> RECORDS FOR PROCESSING

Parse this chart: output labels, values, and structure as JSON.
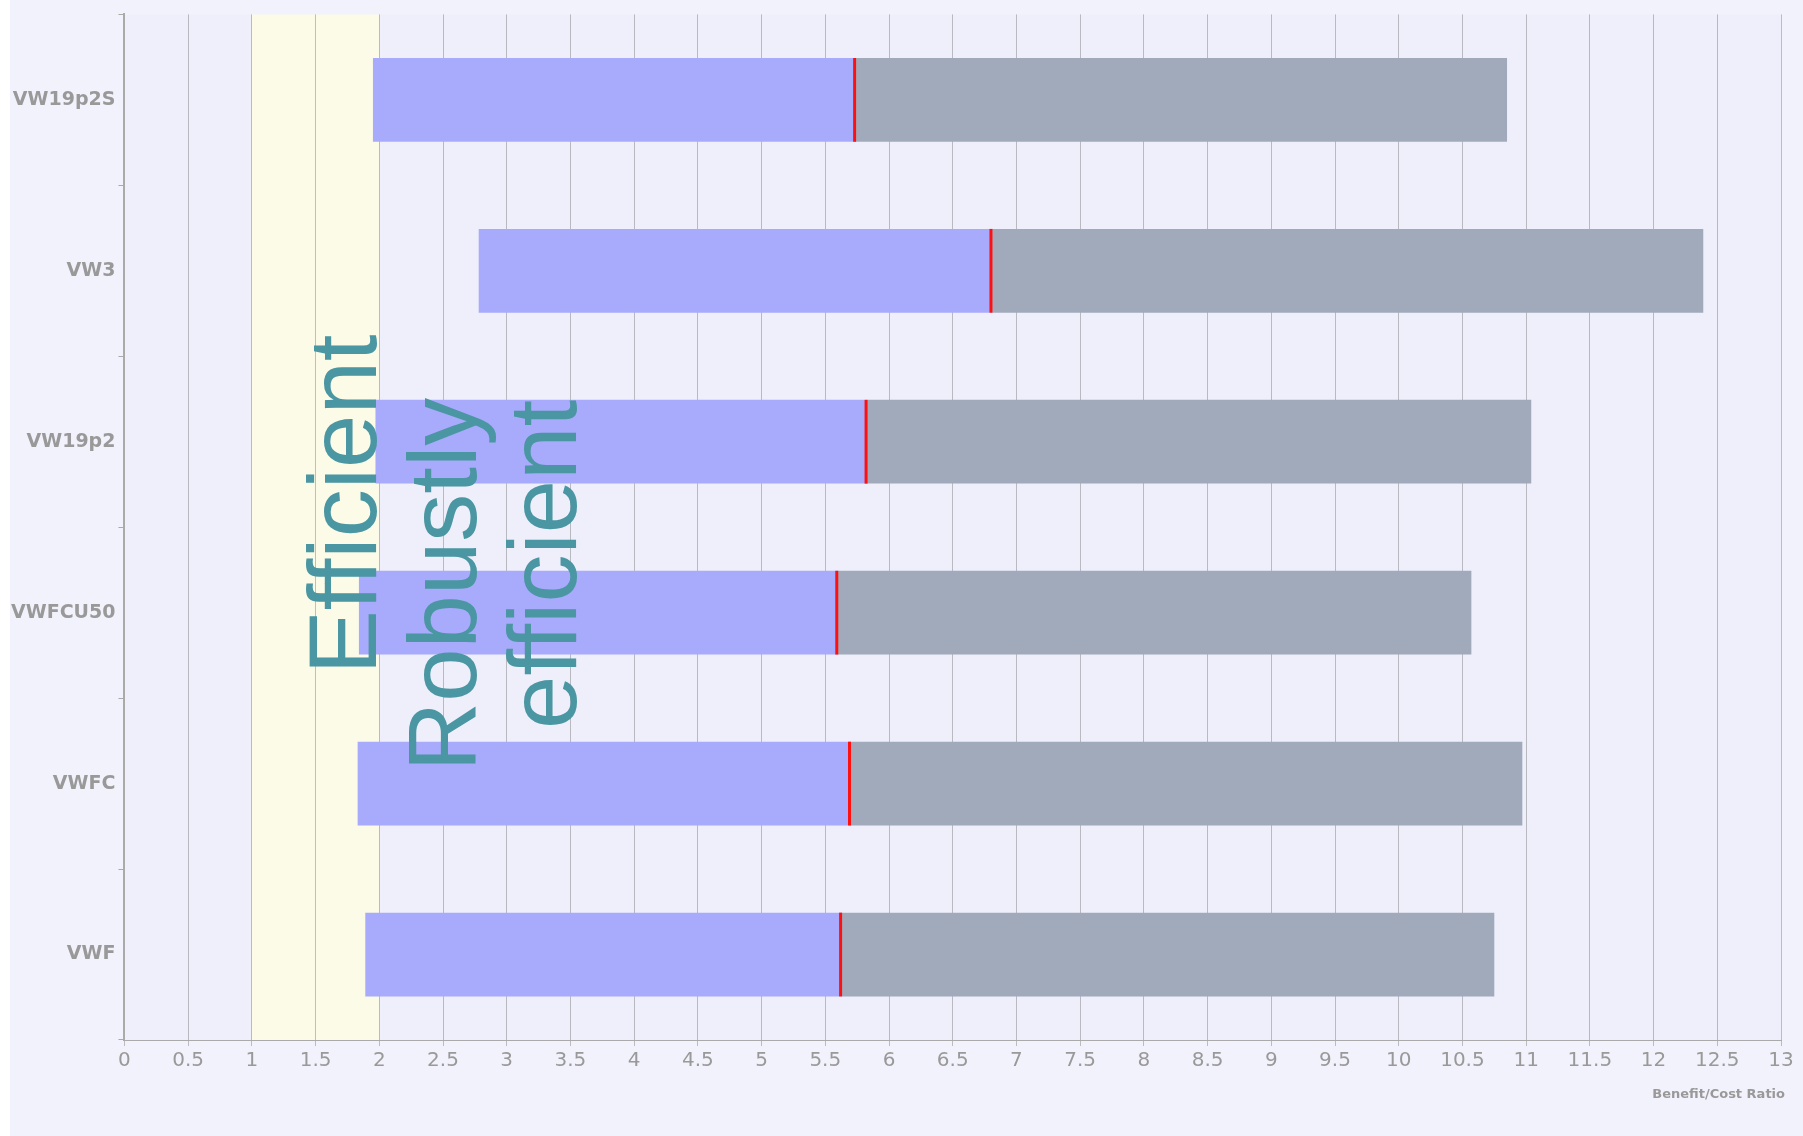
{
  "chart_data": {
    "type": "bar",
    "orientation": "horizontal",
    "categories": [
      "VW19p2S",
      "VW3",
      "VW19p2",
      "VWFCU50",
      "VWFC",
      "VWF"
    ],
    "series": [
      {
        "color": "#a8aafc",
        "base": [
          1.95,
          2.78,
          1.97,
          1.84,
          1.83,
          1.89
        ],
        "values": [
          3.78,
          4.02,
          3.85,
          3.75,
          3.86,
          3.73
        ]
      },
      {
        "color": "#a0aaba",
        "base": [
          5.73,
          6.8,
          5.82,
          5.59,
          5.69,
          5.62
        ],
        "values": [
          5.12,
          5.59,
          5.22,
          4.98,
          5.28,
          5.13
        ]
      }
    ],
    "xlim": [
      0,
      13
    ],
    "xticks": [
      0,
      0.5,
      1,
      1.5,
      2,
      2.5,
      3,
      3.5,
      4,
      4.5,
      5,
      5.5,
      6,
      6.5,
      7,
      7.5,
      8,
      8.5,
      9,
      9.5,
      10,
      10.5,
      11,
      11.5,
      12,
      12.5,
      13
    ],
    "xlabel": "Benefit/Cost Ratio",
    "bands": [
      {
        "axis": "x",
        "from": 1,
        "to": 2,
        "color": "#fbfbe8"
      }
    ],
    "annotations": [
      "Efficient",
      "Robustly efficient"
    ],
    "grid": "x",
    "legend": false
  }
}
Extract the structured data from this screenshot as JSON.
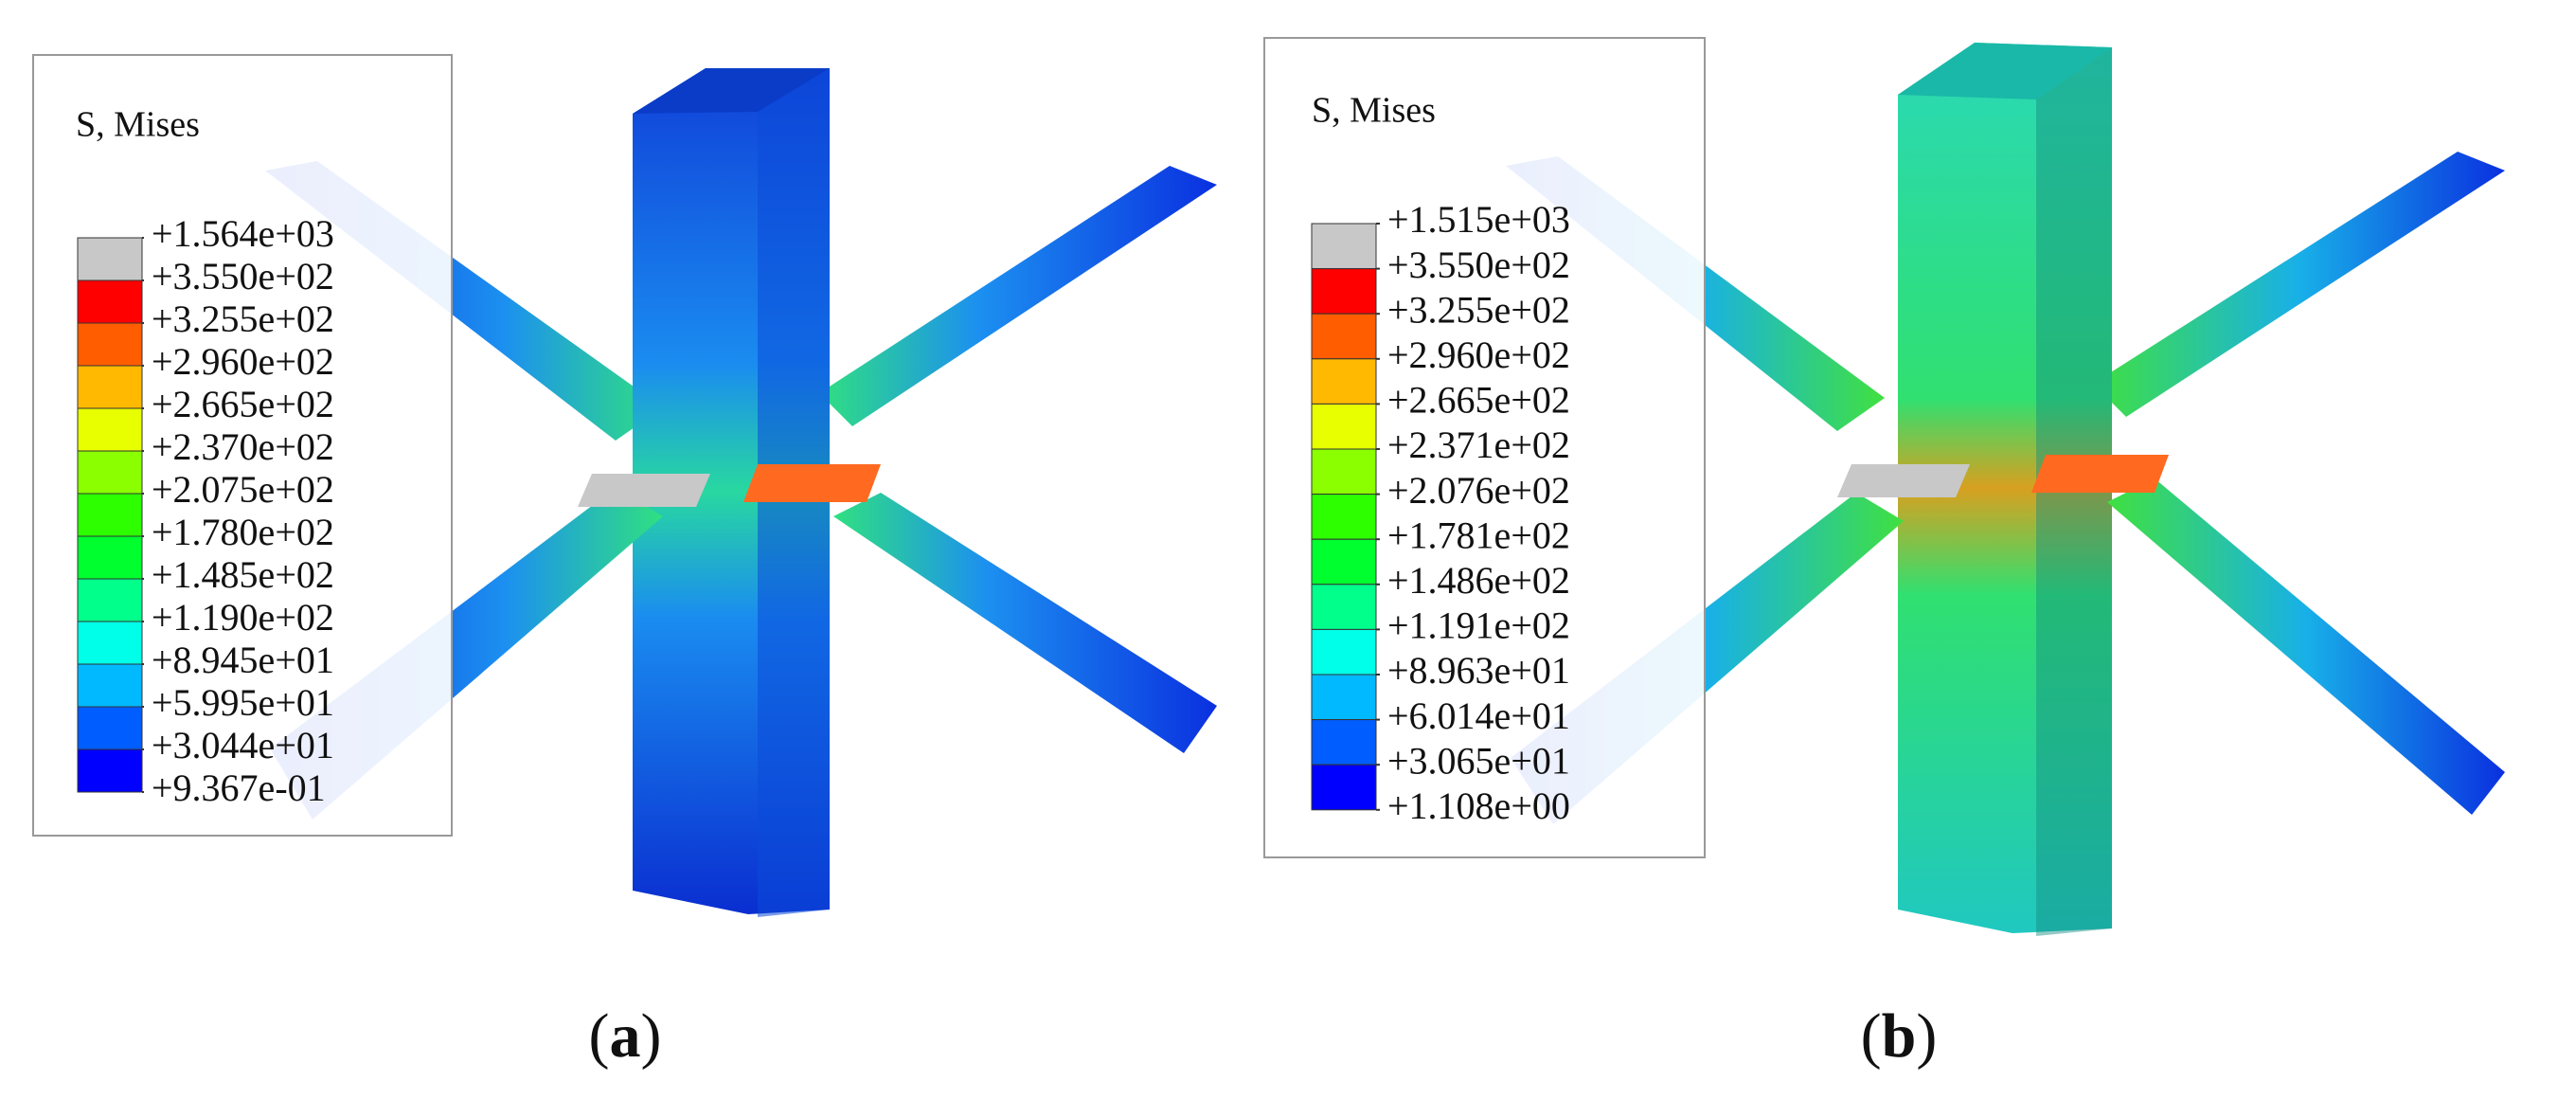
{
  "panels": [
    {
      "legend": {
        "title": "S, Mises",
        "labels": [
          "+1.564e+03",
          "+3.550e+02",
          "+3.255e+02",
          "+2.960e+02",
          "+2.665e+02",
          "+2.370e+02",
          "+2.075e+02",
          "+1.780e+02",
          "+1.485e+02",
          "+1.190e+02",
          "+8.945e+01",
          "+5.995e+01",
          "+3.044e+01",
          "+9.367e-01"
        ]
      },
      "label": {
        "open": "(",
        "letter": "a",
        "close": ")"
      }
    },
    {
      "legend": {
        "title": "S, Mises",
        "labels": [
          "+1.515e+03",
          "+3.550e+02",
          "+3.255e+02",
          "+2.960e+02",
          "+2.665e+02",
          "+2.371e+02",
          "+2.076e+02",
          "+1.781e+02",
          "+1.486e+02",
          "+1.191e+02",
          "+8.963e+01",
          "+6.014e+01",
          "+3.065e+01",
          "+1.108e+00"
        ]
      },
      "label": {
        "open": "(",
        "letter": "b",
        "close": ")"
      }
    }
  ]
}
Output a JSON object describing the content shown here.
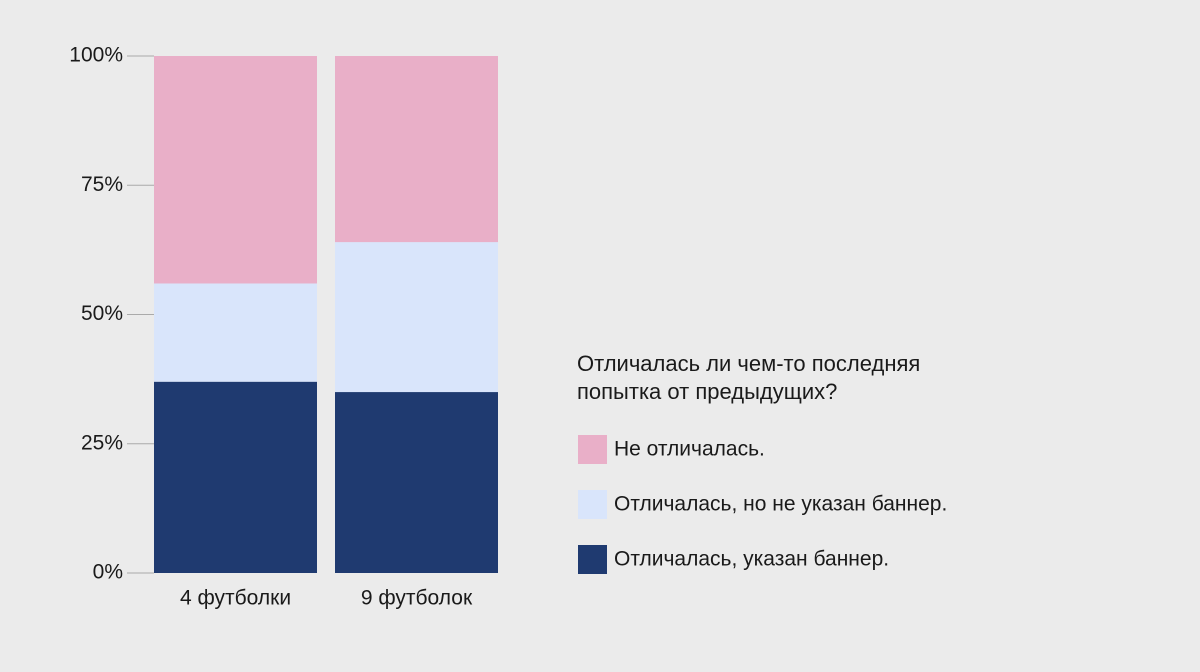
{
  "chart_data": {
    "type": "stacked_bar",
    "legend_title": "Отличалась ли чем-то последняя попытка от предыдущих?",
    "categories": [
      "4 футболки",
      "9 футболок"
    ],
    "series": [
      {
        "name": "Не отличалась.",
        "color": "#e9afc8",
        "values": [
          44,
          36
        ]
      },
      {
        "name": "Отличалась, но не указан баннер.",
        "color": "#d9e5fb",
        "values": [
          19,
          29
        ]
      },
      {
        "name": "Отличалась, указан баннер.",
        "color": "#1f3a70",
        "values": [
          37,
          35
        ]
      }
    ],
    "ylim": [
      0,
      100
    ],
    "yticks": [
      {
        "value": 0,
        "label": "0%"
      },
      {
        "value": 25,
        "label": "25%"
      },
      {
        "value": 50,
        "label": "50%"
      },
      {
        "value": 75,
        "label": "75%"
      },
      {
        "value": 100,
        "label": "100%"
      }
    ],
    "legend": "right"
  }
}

> EXERCISE INSTRUCTIONS
Repeat the material above word for word and skip every image in it.

> FINAL ANSWER
Parse this chart: output labels, values, and structure as JSON.
{
  "chart_data": {
    "type": "bar",
    "orientation": "horizontal",
    "categories": [
      "VW19p2S",
      "VW3",
      "VW19p2",
      "VWFCU50",
      "VWFC",
      "VWF"
    ],
    "series": [
      {
        "color": "#a8aafc",
        "base": [
          1.95,
          2.78,
          1.97,
          1.84,
          1.83,
          1.89
        ],
        "values": [
          3.78,
          4.02,
          3.85,
          3.75,
          3.86,
          3.73
        ]
      },
      {
        "color": "#a0aaba",
        "base": [
          5.73,
          6.8,
          5.82,
          5.59,
          5.69,
          5.62
        ],
        "values": [
          5.12,
          5.59,
          5.22,
          4.98,
          5.28,
          5.13
        ]
      }
    ],
    "xlim": [
      0,
      13
    ],
    "xticks": [
      0,
      0.5,
      1,
      1.5,
      2,
      2.5,
      3,
      3.5,
      4,
      4.5,
      5,
      5.5,
      6,
      6.5,
      7,
      7.5,
      8,
      8.5,
      9,
      9.5,
      10,
      10.5,
      11,
      11.5,
      12,
      12.5,
      13
    ],
    "xlabel": "Benefit/Cost Ratio",
    "bands": [
      {
        "axis": "x",
        "from": 1,
        "to": 2,
        "color": "#fbfbe8"
      }
    ],
    "annotations": [
      "Efficient",
      "Robustly efficient"
    ],
    "grid": "x",
    "legend": false
  }
}
Extract the structured data from this screenshot as JSON.
{
  "panels": [
    {
      "legend": {
        "title": "S, Mises",
        "labels": [
          "+1.564e+03",
          "+3.550e+02",
          "+3.255e+02",
          "+2.960e+02",
          "+2.665e+02",
          "+2.370e+02",
          "+2.075e+02",
          "+1.780e+02",
          "+1.485e+02",
          "+1.190e+02",
          "+8.945e+01",
          "+5.995e+01",
          "+3.044e+01",
          "+9.367e-01"
        ]
      },
      "label": {
        "open": "(",
        "letter": "a",
        "close": ")"
      }
    },
    {
      "legend": {
        "title": "S, Mises",
        "labels": [
          "+1.515e+03",
          "+3.550e+02",
          "+3.255e+02",
          "+2.960e+02",
          "+2.665e+02",
          "+2.371e+02",
          "+2.076e+02",
          "+1.781e+02",
          "+1.486e+02",
          "+1.191e+02",
          "+8.963e+01",
          "+6.014e+01",
          "+3.065e+01",
          "+1.108e+00"
        ]
      },
      "label": {
        "open": "(",
        "letter": "b",
        "close": ")"
      }
    }
  ]
}
Output a JSON object describing the content shown here.
{
  "chart_data": {
    "type": "stacked_bar",
    "legend_title": "Отличалась ли чем-то последняя попытка от предыдущих?",
    "categories": [
      "4 футболки",
      "9 футболок"
    ],
    "series": [
      {
        "name": "Не отличалась.",
        "color": "#e9afc8",
        "values": [
          44,
          36
        ]
      },
      {
        "name": "Отличалась, но не указан баннер.",
        "color": "#d9e5fb",
        "values": [
          19,
          29
        ]
      },
      {
        "name": "Отличалась, указан баннер.",
        "color": "#1f3a70",
        "values": [
          37,
          35
        ]
      }
    ],
    "ylim": [
      0,
      100
    ],
    "yticks": [
      {
        "value": 0,
        "label": "0%"
      },
      {
        "value": 25,
        "label": "25%"
      },
      {
        "value": 50,
        "label": "50%"
      },
      {
        "value": 75,
        "label": "75%"
      },
      {
        "value": 100,
        "label": "100%"
      }
    ],
    "legend": "right"
  }
}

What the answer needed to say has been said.